## TASK STATEMENT
Copy the records word for word, starting with the first line and ending after the line that contains "Text: ⁕ ROPER: ⁕".

------

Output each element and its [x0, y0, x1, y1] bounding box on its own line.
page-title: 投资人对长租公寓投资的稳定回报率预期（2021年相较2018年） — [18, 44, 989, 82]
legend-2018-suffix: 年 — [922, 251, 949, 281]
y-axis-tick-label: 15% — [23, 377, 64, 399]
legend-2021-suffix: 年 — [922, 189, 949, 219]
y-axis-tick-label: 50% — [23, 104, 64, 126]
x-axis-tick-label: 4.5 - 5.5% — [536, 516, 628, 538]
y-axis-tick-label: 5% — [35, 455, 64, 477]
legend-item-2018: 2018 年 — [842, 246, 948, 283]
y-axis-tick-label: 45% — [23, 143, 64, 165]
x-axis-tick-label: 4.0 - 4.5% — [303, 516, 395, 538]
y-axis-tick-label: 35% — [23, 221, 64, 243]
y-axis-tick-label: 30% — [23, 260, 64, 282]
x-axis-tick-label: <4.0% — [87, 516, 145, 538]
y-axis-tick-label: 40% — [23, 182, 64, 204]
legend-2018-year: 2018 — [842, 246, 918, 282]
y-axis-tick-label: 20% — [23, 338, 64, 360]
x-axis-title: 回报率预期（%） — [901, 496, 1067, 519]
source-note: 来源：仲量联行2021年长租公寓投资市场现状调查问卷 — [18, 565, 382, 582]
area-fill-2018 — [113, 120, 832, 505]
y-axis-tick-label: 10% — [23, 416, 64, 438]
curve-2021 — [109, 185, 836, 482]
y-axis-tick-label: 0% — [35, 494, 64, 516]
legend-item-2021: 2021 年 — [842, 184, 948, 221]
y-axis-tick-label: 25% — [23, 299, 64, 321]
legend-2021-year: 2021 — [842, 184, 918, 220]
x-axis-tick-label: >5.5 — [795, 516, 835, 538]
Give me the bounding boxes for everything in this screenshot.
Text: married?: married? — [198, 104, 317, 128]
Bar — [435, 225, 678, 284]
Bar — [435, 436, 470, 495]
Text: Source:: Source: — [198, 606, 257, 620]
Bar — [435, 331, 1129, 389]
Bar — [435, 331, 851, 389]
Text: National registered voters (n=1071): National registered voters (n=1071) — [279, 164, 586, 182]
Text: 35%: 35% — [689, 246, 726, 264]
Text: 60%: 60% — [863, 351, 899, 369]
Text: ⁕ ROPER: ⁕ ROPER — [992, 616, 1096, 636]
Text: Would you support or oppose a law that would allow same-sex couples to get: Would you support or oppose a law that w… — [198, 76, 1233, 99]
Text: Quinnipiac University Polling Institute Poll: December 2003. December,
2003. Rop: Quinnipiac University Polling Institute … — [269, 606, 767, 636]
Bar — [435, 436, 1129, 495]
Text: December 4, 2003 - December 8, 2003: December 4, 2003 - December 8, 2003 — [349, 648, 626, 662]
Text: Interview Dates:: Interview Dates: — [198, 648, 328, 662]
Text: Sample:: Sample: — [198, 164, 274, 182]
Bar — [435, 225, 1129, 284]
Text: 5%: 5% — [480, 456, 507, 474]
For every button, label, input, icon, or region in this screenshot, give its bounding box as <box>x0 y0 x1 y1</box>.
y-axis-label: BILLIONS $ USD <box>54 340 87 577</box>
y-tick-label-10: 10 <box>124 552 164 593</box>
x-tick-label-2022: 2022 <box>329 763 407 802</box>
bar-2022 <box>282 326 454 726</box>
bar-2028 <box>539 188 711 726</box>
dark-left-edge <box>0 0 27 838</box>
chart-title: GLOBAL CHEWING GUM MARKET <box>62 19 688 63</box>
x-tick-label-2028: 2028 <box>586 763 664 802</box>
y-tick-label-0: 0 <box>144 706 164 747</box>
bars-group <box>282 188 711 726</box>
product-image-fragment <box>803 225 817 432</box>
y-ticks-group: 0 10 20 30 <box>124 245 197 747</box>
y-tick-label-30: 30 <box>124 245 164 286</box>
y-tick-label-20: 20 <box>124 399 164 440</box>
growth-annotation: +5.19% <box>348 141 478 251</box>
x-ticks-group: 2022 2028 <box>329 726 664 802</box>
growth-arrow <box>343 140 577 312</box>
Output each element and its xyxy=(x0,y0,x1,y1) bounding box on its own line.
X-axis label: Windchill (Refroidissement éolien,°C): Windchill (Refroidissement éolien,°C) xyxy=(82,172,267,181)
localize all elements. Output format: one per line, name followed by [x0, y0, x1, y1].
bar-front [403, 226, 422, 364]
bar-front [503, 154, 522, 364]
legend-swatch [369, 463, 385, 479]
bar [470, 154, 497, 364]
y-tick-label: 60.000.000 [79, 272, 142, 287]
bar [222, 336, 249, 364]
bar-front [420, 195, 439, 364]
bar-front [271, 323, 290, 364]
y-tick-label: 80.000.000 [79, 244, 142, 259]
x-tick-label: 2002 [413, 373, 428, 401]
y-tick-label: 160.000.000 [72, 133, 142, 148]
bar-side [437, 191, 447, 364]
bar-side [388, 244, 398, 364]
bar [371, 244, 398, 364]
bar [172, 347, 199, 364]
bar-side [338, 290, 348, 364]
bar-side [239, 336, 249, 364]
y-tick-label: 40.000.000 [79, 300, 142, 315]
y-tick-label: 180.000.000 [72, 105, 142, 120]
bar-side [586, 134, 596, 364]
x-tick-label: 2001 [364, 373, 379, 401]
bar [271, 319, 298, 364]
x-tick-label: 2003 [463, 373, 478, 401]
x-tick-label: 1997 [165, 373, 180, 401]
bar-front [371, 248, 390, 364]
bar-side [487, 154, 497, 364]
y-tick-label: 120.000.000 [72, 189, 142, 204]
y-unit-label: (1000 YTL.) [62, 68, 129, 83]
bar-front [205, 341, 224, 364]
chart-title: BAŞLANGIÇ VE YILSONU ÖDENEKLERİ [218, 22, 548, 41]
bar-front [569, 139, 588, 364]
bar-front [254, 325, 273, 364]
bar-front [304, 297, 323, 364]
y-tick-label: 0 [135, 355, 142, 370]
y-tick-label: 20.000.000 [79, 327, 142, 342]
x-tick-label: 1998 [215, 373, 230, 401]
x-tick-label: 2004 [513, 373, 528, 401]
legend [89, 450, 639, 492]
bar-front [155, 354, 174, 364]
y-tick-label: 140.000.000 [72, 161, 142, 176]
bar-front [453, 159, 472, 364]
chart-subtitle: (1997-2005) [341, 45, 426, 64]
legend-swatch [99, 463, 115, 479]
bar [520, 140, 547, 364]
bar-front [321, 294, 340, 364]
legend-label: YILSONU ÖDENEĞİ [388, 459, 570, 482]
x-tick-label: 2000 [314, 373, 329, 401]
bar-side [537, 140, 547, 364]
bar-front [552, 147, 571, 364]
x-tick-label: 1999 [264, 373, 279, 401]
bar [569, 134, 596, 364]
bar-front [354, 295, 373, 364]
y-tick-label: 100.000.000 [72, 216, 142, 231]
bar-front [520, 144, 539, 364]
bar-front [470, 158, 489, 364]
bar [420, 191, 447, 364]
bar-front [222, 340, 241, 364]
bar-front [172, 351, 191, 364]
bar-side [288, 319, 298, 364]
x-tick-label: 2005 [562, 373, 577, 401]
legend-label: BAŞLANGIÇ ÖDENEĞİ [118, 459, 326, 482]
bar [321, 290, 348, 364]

------

## RESPONSE TO THE EXERCISE
Output each element and its [x0, y0, x1, y1] bounding box on its own line.
page-title: 投资人对长租公寓投资的稳定回报率预期（2021年相较2018年） — [18, 44, 989, 82]
legend-2018-suffix: 年 — [922, 251, 949, 281]
y-axis-tick-label: 15% — [23, 377, 64, 399]
legend-2021-suffix: 年 — [922, 189, 949, 219]
y-axis-tick-label: 50% — [23, 104, 64, 126]
x-axis-tick-label: 4.5 - 5.5% — [536, 516, 628, 538]
y-axis-tick-label: 5% — [35, 455, 64, 477]
legend-item-2018: 2018 年 — [842, 246, 948, 283]
y-axis-tick-label: 45% — [23, 143, 64, 165]
x-axis-tick-label: 4.0 - 4.5% — [303, 516, 395, 538]
y-axis-tick-label: 35% — [23, 221, 64, 243]
y-axis-tick-label: 30% — [23, 260, 64, 282]
x-axis-tick-label: <4.0% — [87, 516, 145, 538]
y-axis-tick-label: 40% — [23, 182, 64, 204]
legend-2018-year: 2018 — [842, 246, 918, 282]
y-axis-tick-label: 20% — [23, 338, 64, 360]
x-axis-title: 回报率预期（%） — [901, 496, 1067, 519]
source-note: 来源：仲量联行2021年长租公寓投资市场现状调查问卷 — [18, 565, 382, 582]
area-fill-2018 — [113, 120, 832, 505]
y-axis-tick-label: 10% — [23, 416, 64, 438]
curve-2021 — [109, 185, 836, 482]
y-axis-tick-label: 0% — [35, 494, 64, 516]
legend-item-2021: 2021 年 — [842, 184, 948, 221]
y-axis-tick-label: 25% — [23, 299, 64, 321]
legend-2021-year: 2021 — [842, 184, 918, 220]
x-axis-tick-label: >5.5 — [795, 516, 835, 538]
Give me the bounding boxes for everything in this screenshot.
Text: married?: married? — [198, 104, 317, 128]
Bar — [435, 225, 678, 284]
Bar — [435, 436, 470, 495]
Text: Source:: Source: — [198, 606, 257, 620]
Bar — [435, 331, 1129, 389]
Bar — [435, 331, 851, 389]
Text: National registered voters (n=1071): National registered voters (n=1071) — [279, 164, 586, 182]
Text: 35%: 35% — [689, 246, 726, 264]
Text: 60%: 60% — [863, 351, 899, 369]
Text: ⁕ ROPER: ⁕ ROPER — [992, 616, 1096, 636]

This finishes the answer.